TASK TO CARRY OUT
Pick out each line with the word "text" from the material that follows.
* Begin *
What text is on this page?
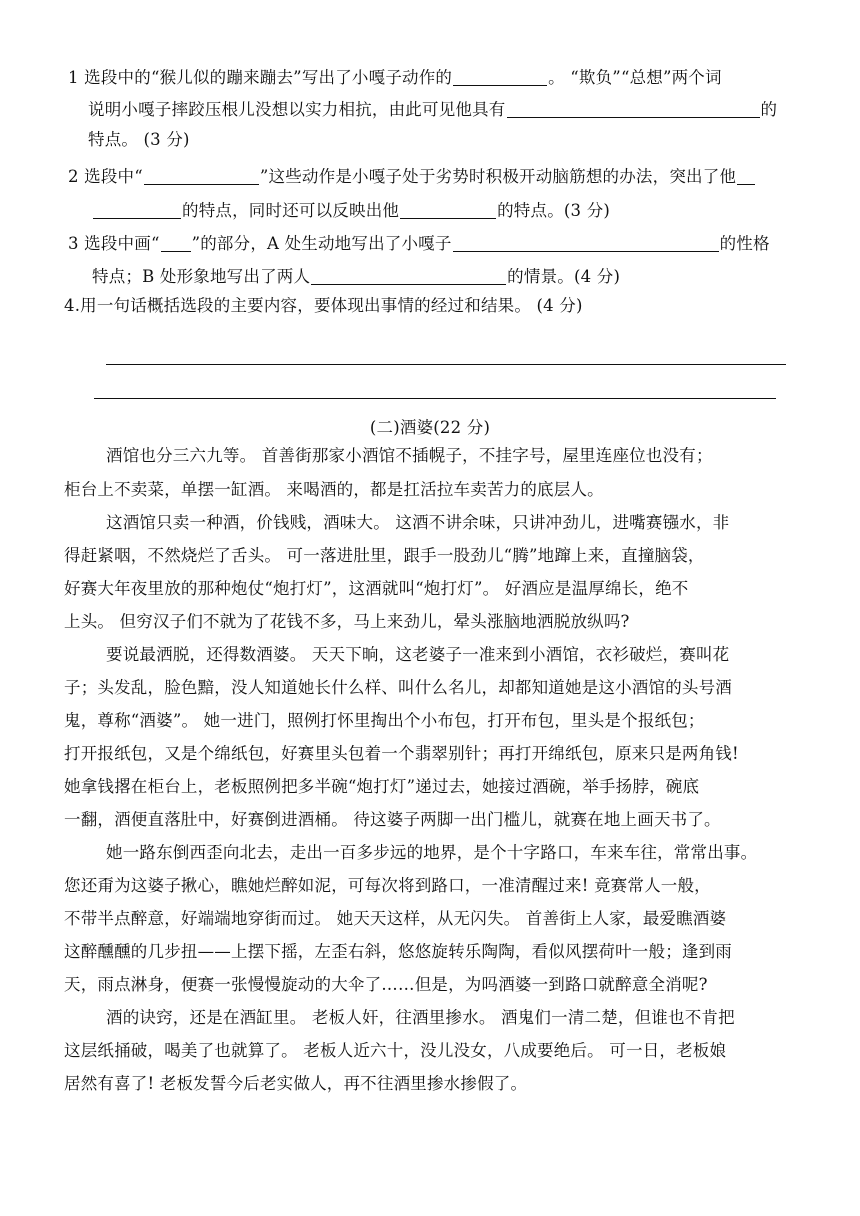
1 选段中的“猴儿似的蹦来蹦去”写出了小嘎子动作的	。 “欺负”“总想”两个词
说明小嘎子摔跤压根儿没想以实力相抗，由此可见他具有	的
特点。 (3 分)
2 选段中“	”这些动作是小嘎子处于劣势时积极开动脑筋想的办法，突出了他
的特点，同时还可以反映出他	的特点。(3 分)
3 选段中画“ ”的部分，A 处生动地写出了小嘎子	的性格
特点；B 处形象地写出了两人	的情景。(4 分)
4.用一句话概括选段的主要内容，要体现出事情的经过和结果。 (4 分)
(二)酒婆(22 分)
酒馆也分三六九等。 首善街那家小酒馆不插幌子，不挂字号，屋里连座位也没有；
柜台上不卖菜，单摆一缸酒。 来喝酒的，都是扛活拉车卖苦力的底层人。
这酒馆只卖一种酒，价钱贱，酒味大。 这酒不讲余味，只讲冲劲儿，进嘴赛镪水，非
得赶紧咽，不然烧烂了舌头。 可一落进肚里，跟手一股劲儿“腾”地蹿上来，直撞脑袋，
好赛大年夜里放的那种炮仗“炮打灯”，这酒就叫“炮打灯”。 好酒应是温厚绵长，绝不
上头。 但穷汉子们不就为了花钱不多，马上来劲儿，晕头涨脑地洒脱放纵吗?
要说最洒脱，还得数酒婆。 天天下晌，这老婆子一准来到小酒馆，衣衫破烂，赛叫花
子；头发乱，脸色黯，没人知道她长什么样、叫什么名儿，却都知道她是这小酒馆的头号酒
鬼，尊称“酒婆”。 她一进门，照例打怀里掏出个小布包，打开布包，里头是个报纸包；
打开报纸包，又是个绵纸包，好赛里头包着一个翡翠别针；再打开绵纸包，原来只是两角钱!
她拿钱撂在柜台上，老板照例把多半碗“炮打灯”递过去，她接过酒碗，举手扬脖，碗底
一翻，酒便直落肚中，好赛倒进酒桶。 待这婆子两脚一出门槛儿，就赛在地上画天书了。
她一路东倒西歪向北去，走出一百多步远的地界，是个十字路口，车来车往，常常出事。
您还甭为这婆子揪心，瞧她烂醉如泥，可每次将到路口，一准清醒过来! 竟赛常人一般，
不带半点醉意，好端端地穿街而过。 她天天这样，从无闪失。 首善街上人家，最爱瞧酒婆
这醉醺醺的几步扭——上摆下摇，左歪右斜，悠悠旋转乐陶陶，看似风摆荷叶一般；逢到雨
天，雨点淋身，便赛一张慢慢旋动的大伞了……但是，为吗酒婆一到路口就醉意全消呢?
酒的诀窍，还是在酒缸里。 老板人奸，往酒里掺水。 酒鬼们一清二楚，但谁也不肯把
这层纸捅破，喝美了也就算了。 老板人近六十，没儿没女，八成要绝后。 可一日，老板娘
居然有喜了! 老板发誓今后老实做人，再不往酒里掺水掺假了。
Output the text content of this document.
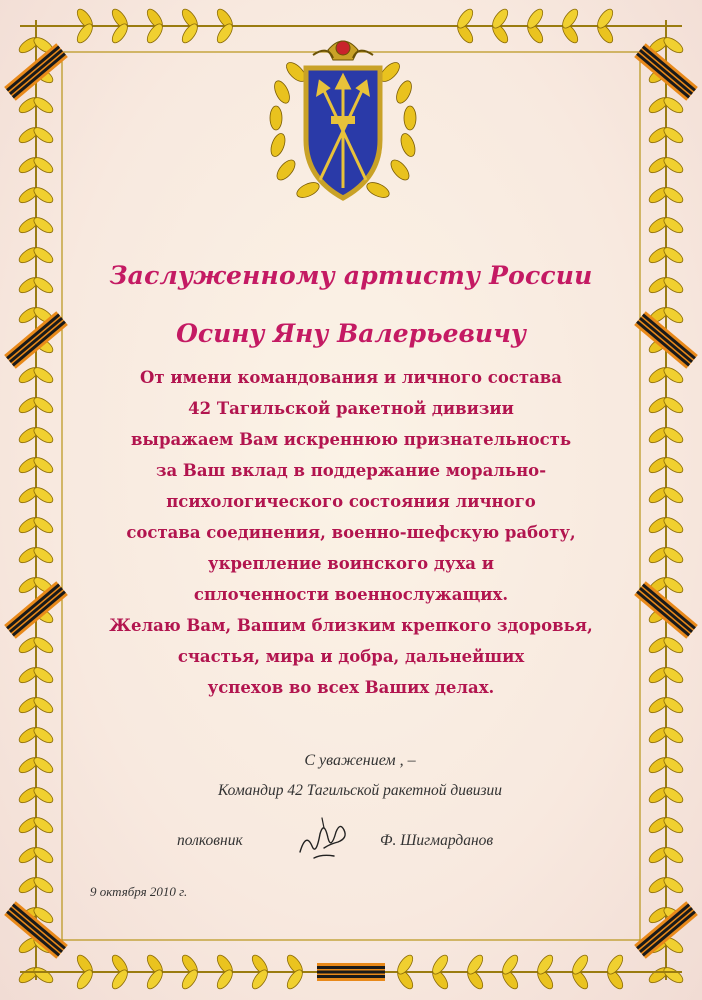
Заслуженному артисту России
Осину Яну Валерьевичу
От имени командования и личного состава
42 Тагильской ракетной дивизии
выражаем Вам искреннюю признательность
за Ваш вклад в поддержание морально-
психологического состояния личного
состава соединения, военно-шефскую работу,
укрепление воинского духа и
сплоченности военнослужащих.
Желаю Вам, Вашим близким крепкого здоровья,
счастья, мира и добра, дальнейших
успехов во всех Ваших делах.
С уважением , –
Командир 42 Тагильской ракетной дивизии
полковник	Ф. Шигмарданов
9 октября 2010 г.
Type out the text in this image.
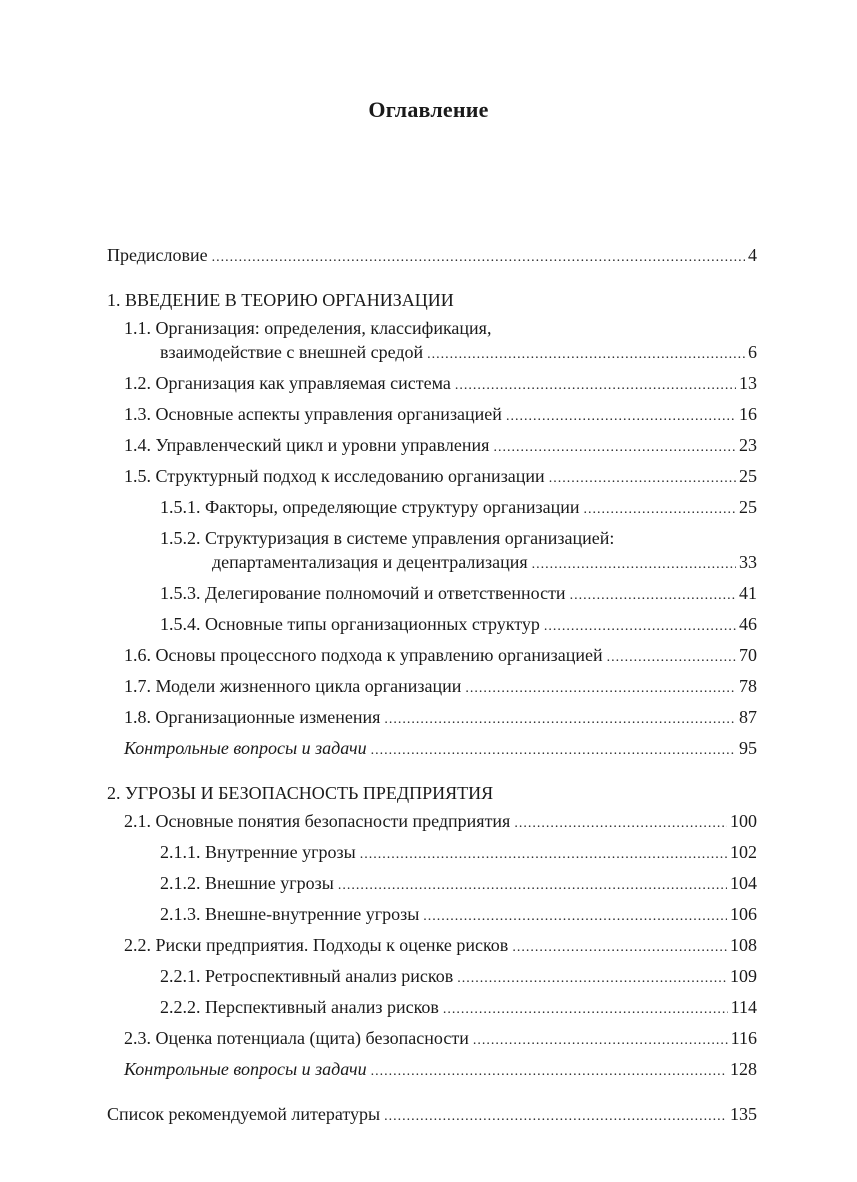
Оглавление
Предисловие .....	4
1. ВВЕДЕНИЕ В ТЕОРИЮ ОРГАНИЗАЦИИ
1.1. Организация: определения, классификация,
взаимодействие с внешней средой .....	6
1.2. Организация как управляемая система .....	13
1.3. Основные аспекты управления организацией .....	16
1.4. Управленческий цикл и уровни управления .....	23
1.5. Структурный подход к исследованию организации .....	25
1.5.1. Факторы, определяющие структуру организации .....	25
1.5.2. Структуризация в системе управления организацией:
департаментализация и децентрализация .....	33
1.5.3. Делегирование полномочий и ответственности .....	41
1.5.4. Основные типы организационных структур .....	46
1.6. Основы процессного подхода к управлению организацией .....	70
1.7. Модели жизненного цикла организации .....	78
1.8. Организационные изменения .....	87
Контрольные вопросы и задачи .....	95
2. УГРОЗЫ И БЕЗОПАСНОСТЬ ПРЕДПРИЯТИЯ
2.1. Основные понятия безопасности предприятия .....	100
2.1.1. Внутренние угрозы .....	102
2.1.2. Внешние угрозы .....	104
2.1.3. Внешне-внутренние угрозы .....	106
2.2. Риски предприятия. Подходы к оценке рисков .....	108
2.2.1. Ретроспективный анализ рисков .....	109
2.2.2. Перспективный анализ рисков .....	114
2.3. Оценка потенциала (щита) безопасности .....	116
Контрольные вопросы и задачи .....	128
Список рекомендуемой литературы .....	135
* End *
* Begin *
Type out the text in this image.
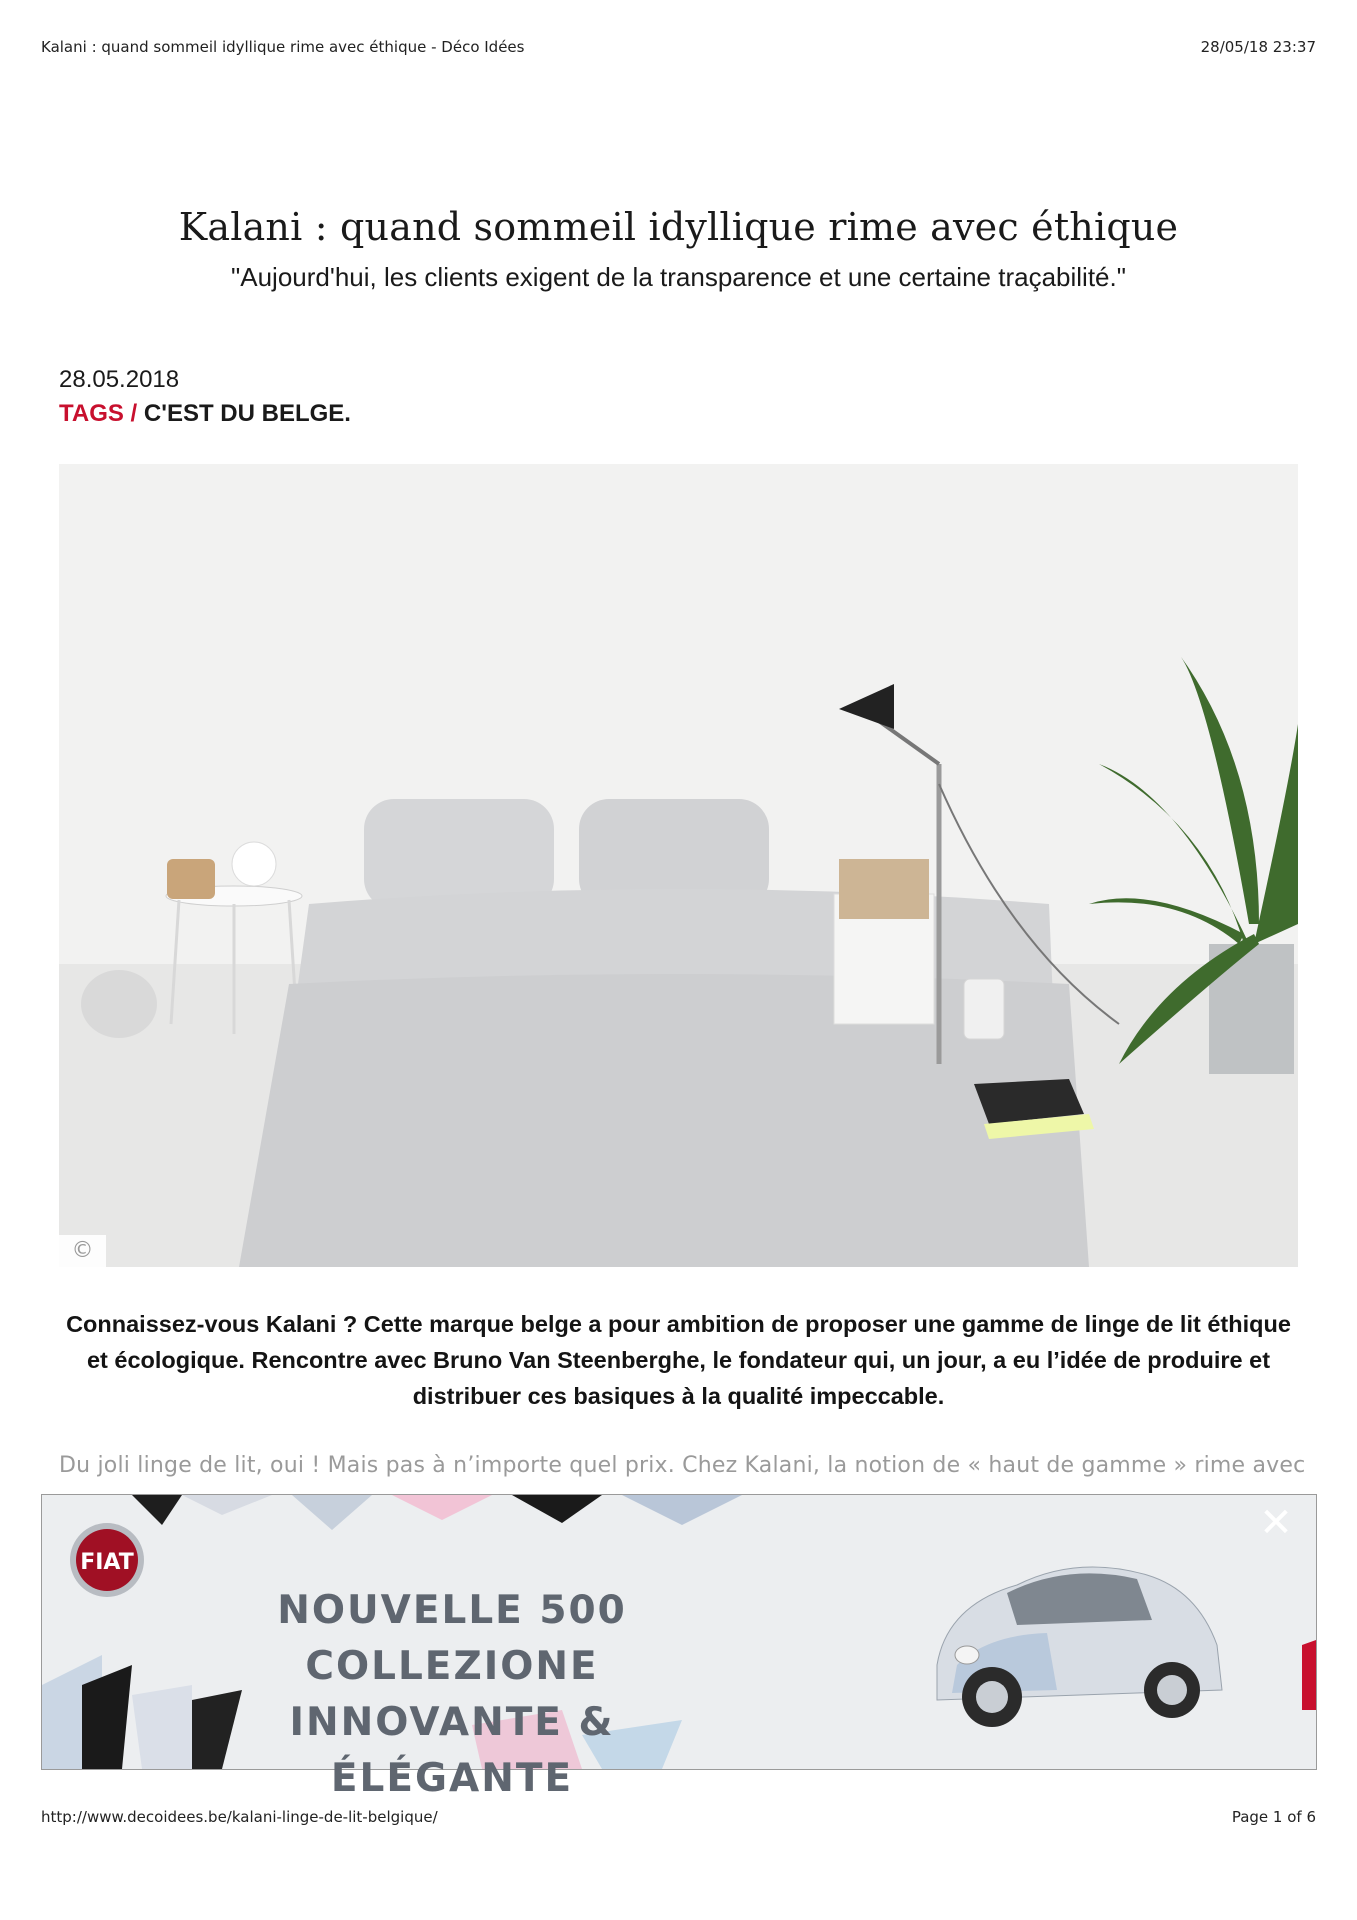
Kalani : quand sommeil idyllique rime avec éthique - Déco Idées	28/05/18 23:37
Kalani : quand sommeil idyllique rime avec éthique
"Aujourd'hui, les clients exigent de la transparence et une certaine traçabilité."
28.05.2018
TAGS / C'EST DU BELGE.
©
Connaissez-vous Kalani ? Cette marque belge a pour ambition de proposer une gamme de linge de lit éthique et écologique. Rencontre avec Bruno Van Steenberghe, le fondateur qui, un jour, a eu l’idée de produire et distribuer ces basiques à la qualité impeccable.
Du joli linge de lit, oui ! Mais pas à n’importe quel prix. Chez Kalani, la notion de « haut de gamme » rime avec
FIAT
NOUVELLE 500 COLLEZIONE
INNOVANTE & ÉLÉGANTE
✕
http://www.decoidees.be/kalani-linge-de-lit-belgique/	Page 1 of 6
* End *
FINAL RESULT
What text is on this page?
Output the text content of this document.
Type out the text in this image.
Type out the text in this image.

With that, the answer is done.